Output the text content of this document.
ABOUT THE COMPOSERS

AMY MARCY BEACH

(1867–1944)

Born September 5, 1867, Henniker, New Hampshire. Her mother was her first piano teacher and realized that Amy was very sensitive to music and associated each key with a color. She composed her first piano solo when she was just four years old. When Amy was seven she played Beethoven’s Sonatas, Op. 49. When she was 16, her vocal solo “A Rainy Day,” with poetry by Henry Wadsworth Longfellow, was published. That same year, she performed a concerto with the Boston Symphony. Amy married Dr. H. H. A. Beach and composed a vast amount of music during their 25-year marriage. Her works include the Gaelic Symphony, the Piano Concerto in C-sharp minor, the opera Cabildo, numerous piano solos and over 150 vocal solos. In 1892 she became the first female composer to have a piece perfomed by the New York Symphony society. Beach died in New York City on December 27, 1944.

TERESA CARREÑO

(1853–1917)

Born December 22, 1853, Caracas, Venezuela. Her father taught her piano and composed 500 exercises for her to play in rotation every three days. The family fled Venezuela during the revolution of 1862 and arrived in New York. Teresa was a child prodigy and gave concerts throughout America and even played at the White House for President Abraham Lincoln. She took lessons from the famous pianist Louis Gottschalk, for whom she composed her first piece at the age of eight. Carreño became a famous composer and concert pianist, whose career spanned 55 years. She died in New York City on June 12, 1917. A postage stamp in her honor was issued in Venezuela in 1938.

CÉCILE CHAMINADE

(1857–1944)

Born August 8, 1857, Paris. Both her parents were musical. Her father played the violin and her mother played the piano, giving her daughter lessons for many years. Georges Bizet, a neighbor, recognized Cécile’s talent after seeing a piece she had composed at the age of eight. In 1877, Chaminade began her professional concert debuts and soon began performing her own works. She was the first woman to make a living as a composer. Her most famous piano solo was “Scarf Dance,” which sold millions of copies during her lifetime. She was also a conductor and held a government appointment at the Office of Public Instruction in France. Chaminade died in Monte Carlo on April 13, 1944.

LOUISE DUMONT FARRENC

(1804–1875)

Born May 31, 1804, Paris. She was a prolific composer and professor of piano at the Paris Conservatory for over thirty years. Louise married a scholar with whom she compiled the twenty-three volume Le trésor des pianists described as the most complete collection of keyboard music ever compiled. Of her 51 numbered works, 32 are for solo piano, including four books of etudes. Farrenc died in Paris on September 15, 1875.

(Prompt) Using the records given above, list every line that includes the word "father".

(Exercise output)
Born December 22, 1853, Caracas, Venezuela. Her father taught her piano and composed 500 exercises for her to play in rotation every three days. The family fled Venezuela during the revolution of 1862 and arrived in New York. Teresa was a child prodigy and gave concerts throughout America and even played at the White House for President Abraham Lincoln. She took lessons from the famous pianist Louis Gottschalk, for whom she composed her first piece at the age of eight. Carreño became a famous composer and concert pianist, whose career spanned 55 years. She died in New York City on June 12, 1917. A postage stamp in her honor was issued in Venezuela in 1938.
Born August 8, 1857, Paris. Both her parents were musical. Her father played the violin and her mother played the piano, giving her daughter lessons for many years. Georges Bizet, a neighbor, recognized Cécile’s talent after seeing a piece she had composed at the age of eight. In 1877, Chaminade began her professional concert debuts and soon began performing her own works. She was the first woman to make a living as a composer. Her most famous piano solo was “Scarf Dance,” which sold millions of copies during her lifetime. She was also a conductor and held a government appointment at the Office of Public Instruction in France. Chaminade died in Monte Carlo on April 13, 1944.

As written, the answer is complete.